# [What you have to do]
Filter the records below for the word "document". Copy each line that holds it.
++++
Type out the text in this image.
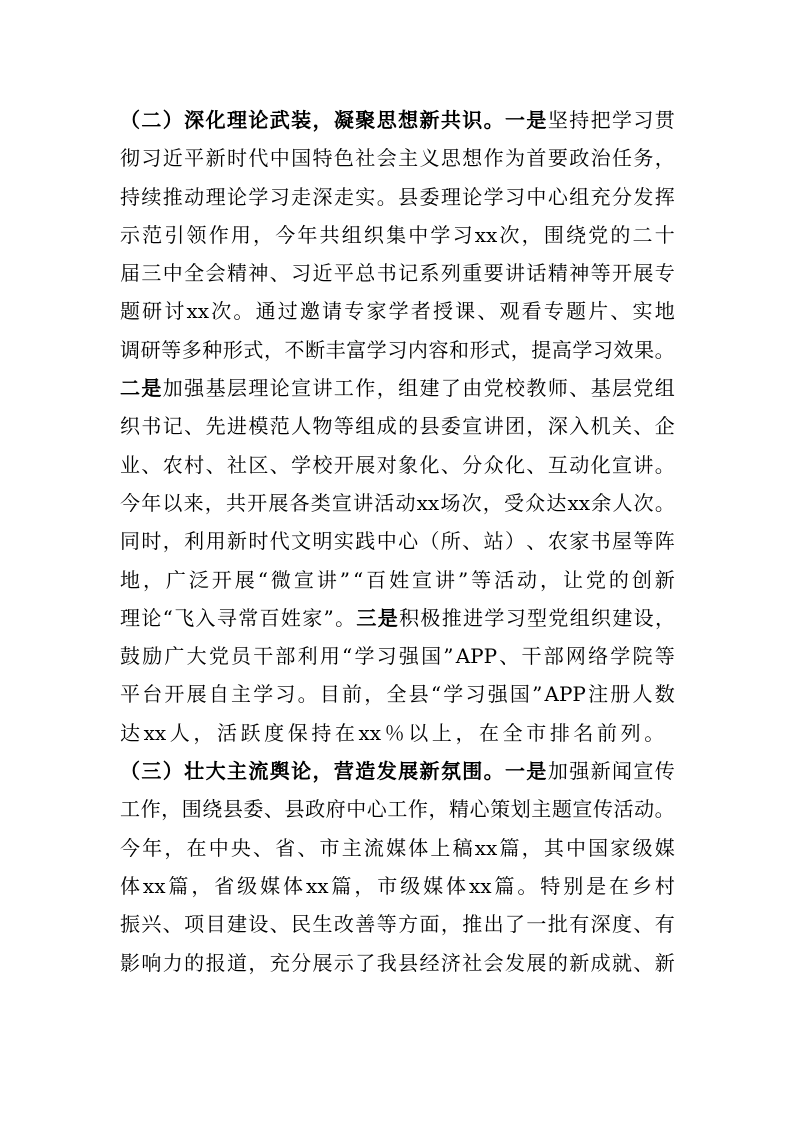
（ 二 ） 深 化 理 论 武 装 ， 凝 聚 思 想 新 共 识 。 一 是 坚 持 把 学 习 贯
彻 习 近 平 新 时 代 中 国 特 色 社 会 主 义 思 想 作 为 首 要 政 治 任 务 ，
持 续 推 动 理 论 学 习 走 深 走 实 。 县 委 理 论 学 习 中 心 组 充 分 发 挥
示 范 引 领 作 用 ， 今 年 共 组 织 集 中 学 习 xx 次 ， 围 绕 党 的 二 十
届 三 中 全 会 精 神 、 习 近 平 总 书 记 系 列 重 要 讲 话 精 神 等 开 展 专
题 研 讨 xx 次 。 通 过 邀 请 专 家 学 者 授 课 、 观 看 专 题 片 、 实 地
调 研 等 多 种 形 式 ， 不 断 丰 富 学 习 内 容 和 形 式 ， 提 高 学 习 效 果 。
二 是 加 强 基 层 理 论 宣 讲 工 作 ， 组 建 了 由 党 校 教 师 、 基 层 党 组
织 书 记 、 先 进 模 范 人 物 等 组 成 的 县 委 宣 讲 团 ， 深 入 机 关 、 企
业 、 农 村 、 社 区 、 学 校 开 展 对 象 化 、 分 众 化 、 互 动 化 宣 讲 。
今 年 以 来 ， 共 开 展 各 类 宣 讲 活 动 xx 场 次 ， 受 众 达 xx 余 人 次 。
同 时 ， 利 用 新 时 代 文 明 实 践 中 心 （ 所 、 站 ） 、 农 家 书 屋 等 阵
地 ， 广 泛 开 展 “ 微 宣 讲 ” “ 百 姓 宣 讲 ” 等 活 动 ， 让 党 的 创 新
理 论 “ 飞 入 寻 常 百 姓 家 ” 。 三 是 积 极 推 进 学 习 型 党 组 织 建 设 ，
鼓 励 广 大 党 员 干 部 利 用 “ 学 习 强 国 ” APP 、 干 部 网 络 学 院 等
平 台 开 展 自 主 学 习 。 目 前 ， 全 县 “ 学 习 强 国 ” APP 注 册 人 数
达 xx 人 ， 活 跃 度 保 持 在 xx ％ 以 上 ， 在 全 市 排 名 前 列 。
（ 三 ） 壮 大 主 流 舆 论 ， 营 造 发 展 新 氛 围 。 一 是 加 强 新 闻 宣 传
工 作 ， 围 绕 县 委 、 县 政 府 中 心 工 作 ， 精 心 策 划 主 题 宣 传 活 动 。
今 年 ， 在 中 央 、 省 、 市 主 流 媒 体 上 稿 xx 篇 ， 其 中 国 家 级 媒
体 xx 篇 ， 省 级 媒 体 xx 篇 ， 市 级 媒 体 xx 篇 。 特 别 是 在 乡 村
振 兴 、 项 目 建 设 、 民 生 改 善 等 方 面 ， 推 出 了 一 批 有 深 度 、 有
影 响 力 的 报 道 ， 充 分 展 示 了 我 县 经 济 社 会 发 展 的 新 成 就 、 新
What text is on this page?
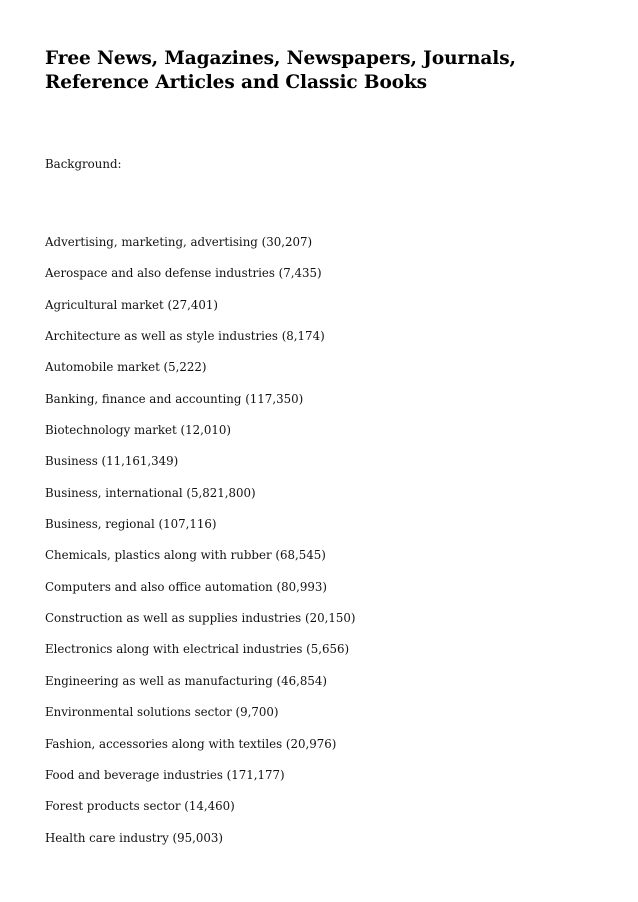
Free News, Magazines, Newspapers, Journals, Reference Articles and Classic Books

Background:

Advertising, marketing, advertising (30,207)
Aerospace and also defense industries (7,435)
Agricultural market (27,401)
Architecture as well as style industries (8,174)
Automobile market (5,222)
Banking, finance and accounting (117,350)
Biotechnology market (12,010)
Business (11,161,349)
Business, international (5,821,800)
Business, regional (107,116)
Chemicals, plastics along with rubber (68,545)
Computers and also office automation (80,993)
Construction as well as supplies industries (20,150)
Electronics along with electrical industries (5,656)
Engineering as well as manufacturing (46,854)
Environmental solutions sector (9,700)
Fashion, accessories along with textiles (20,976)
Food and beverage industries (171,177)
Forest products sector (14,460)
Health care industry (95,003)
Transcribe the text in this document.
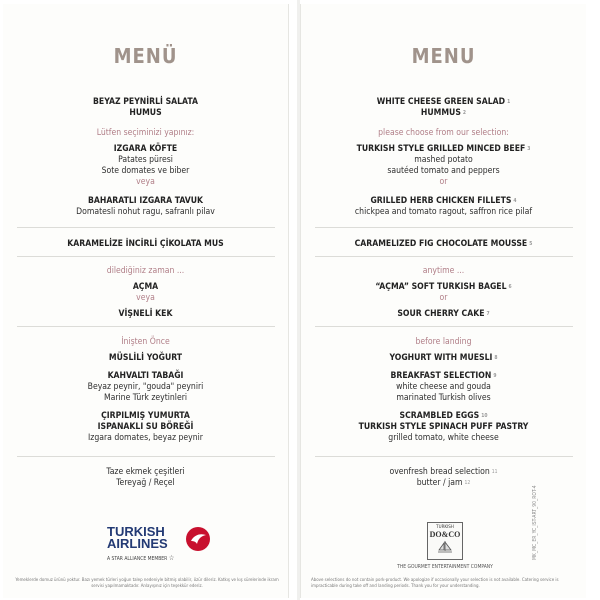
MENÜ
BEYAZ PEYNİRLİ SALATA
HUMUS
Lütfen seçiminizi yapınız:
IZGARA KÖFTE
Patates püresi
Sote domates ve biber
veya
BAHARATLI IZGARA TAVUK
Domatesli nohut ragu, safranlı pilav
KARAMELİZE İNCİRLİ ÇİKOLATA MUS
dilediğiniz zaman ...
AÇMA
veya
VİŞNELİ KEK
İnişten Önce
MÜSLİLİ YOĞURT
KAHVALTI TABAĞI
Beyaz peynir, "gouda" peyniri
Marine Türk zeytinleri
ÇIRPILMIŞ YUMURTA
ISPANAKLI SU BÖREĞİ
Izgara domates, beyaz peynir
Taze ekmek çeşitleri
Tereyağ / Reçel
TURKISH
AIRLINES
A STAR ALLIANCE MEMBER ☆
Yemeklerde domuz ürünü yoktur. Bazı yemek türleri yoğun talep nedeniyle bitmiş olabilir, özür dileriz. Katkış ve kış sürelerinde ikram servisi yapılmamaktadır. Anlayışınız için teşekkür ederiz.
MENU
WHITE CHEESE GREEN SALAD $^1$
HUMMUS $^2$
please choose from our selection:
TURKISH STYLE GRILLED MINCED BEEF $^3$
mashed potato
sautéed tomato and peppers
or
GRILLED HERB CHICKEN FILLETS $^4$
chickpea and tomato ragout, saffron rice pilaf
CARAMELIZED FIG CHOCOLATE MOUSSE $^5$
anytime ...
“AÇMA” SOFT TURKISH BAGEL $^6$
or
SOUR CHERRY CAKE $^7$
before landing
YOGHURT WITH MUESLI $^8$
BREAKFAST SELECTION $^9$
white cheese and gouda
marinated Turkish olives
SCRAMBLED EGGS $^{10}$
TURKISH STYLE SPINACH PUFF PASTRY
grilled tomato, white cheese
ovenfresh bread selection $^{11}$
butter / jam $^{12}$
TURKISH
DO&CO
THE GOURMET ENTERTAINMENT COMPANY
Above selections do not contain pork-product. We apologize if occasionally your selection is not available. Catering service is impracticable during take off and landing periods. Thank you for your understanding.
MK_MC_ER_YC_IST-ART_90_ROT-4
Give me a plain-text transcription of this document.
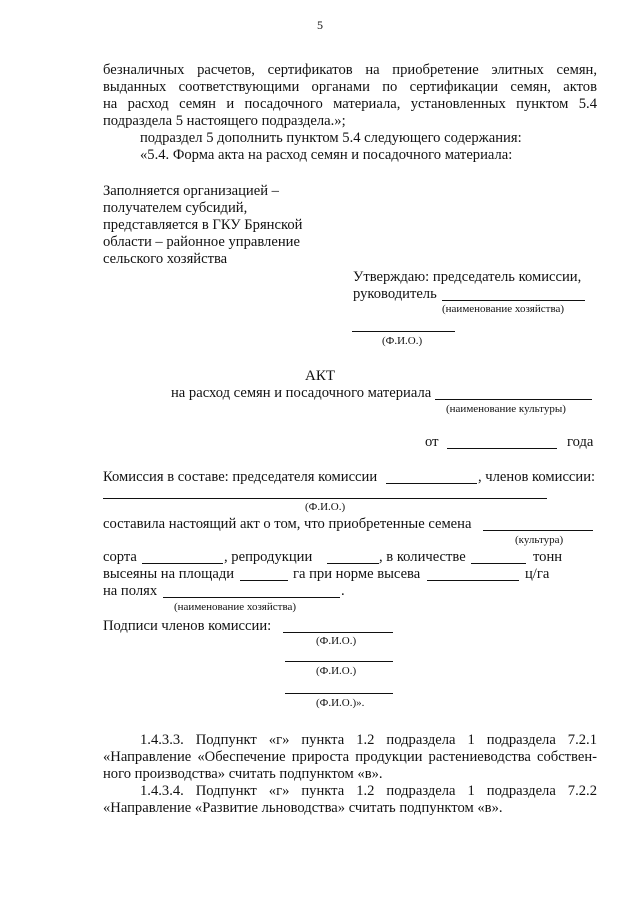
5
безналичных расчетов, сертификатов на приобретение элитных семян,
выданных соответствующими органами по сертификации семян, актов
на расход семян и посадочного материала, установленных пунктом 5.4
подраздела 5 настоящего подраздела.»;
подраздел 5 дополнить пунктом 5.4 следующего содержания:
«5.4. Форма акта на расход семян и посадочного материала:
Заполняется организацией –
получателем субсидий,
представляется в ГКУ Брянской
области – районное управление
сельского хозяйства
Утверждаю: председатель комиссии,
руководитель
(наименование хозяйства)
(Ф.И.О.)
АКТ
на расход семян и посадочного материала
(наименование культуры)
от	года
Комиссия в составе: председателя комиссии	, членов комиссии:
(Ф.И.О.)
составила настоящий акт о том, что приобретенные семена
(культура)
сорта	, репродукции	, в количестве	тонн
высеяны на площади	га при норме высева	ц/га
на полях	.
(наименование хозяйства)
Подписи членов комиссии:
(Ф.И.О.)
(Ф.И.О.)
(Ф.И.О.)».
1.4.3.3. Подпункт «г» пункта 1.2 подраздела 1 подраздела 7.2.1
«Направление «Обеспечение прироста продукции растениеводства собствен-
ного производства» считать подпунктом «в».
1.4.3.4. Подпункт «г» пункта 1.2 подраздела 1 подраздела 7.2.2
«Направление «Развитие льноводства» считать подпунктом «в».
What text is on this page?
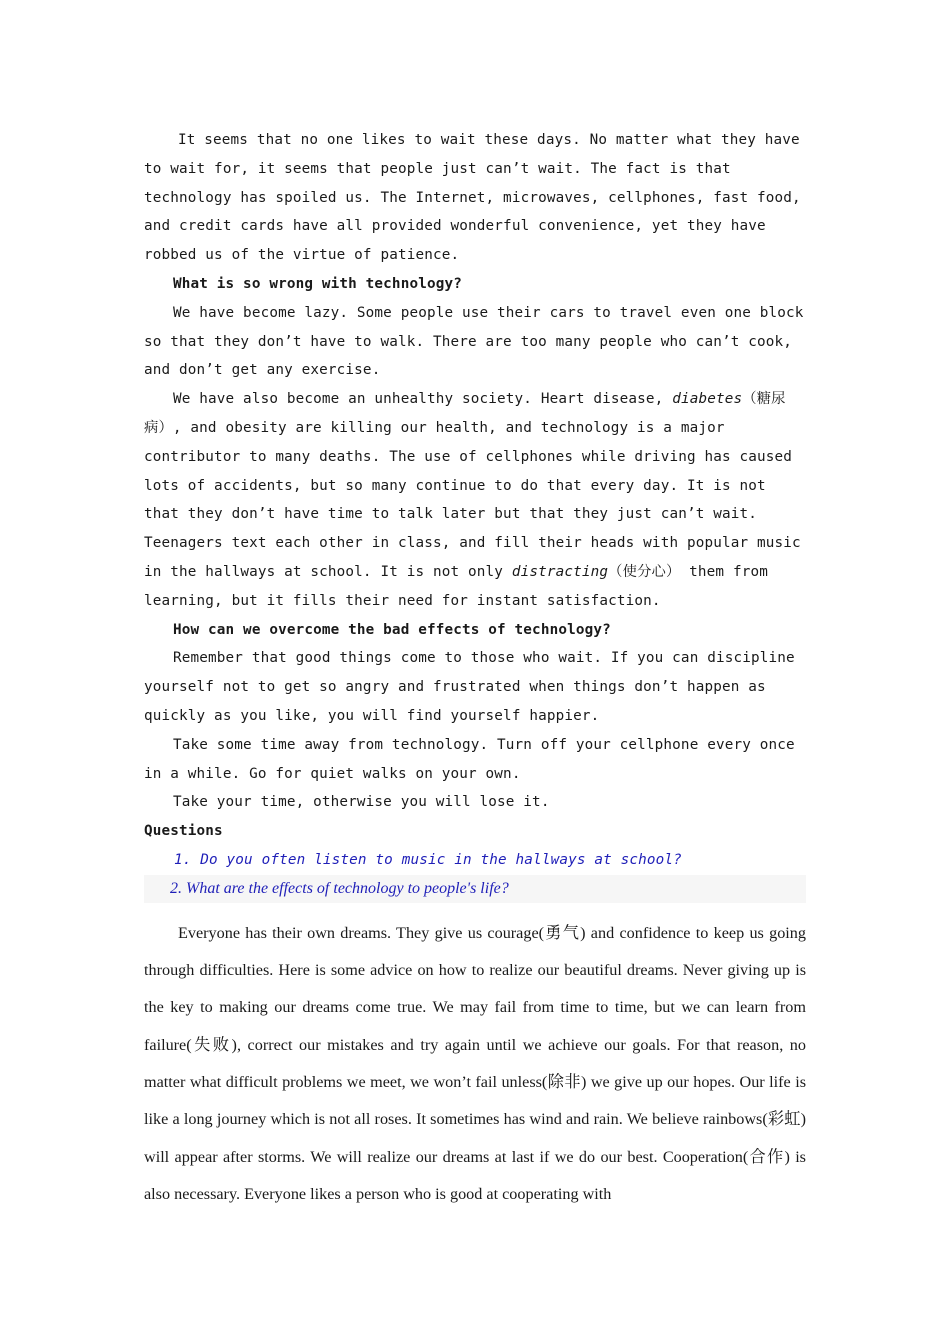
It seems that no one likes to wait these days. No matter what they have to wait for, it seems that people just can’t wait. The fact is that technology has spoiled us. The Internet, microwaves, cellphones, fast food, and credit cards have all provided wonderful convenience, yet they have robbed us of the virtue of patience.

What is so wrong with technology?

We have become lazy. Some people use their cars to travel even one block so that they don’t have to walk. There are too many people who can’t cook, and don’t get any exercise.

We have also become an unhealthy society. Heart disease, diabetes（糖尿病）, and obesity are killing our health, and technology is a major contributor to many deaths. The use of cellphones while driving has caused lots of accidents, but so many continue to do that every day. It is not that they don’t have time to talk later but that they just can’t wait. Teenagers text each other in class, and fill their heads with popular music in the hallways at school. It is not only distracting（使分心） them from learning, but it fills their need for instant satisfaction.

How can we overcome the bad effects of technology?

Remember that good things come to those who wait. If you can discipline yourself not to get so angry and frustrated when things don’t happen as quickly as you like, you will find yourself happier.

Take some time away from technology. Turn off your cellphone every once in a while. Go for quiet walks on your own.

Take your time, otherwise you will lose it.

Questions

1. Do you often listen to music in the hallways at school?

2. What are the effects of technology to people's life?

Everyone has their own dreams. They give us courage(勇气) and confidence to keep us going through difficulties. Here is some advice on how to realize our beautiful dreams. Never giving up is the key to making our dreams come true. We may fail from time to time, but we can learn from failure(失败), correct our mistakes and try again until we achieve our goals. For that reason, no matter what difficult problems we meet, we won’t fail unless(除非) we give up our hopes. Our life is like a long journey which is not all roses. It sometimes has wind and rain. We believe rainbows(彩虹) will appear after storms. We will realize our dreams at last if we do our best. Cooperation(合作) is also necessary. Everyone likes a person who is good at cooperating with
++++
# [Solution below]
Transcribe the text in this document.
Give me a plain-text transcription of this document.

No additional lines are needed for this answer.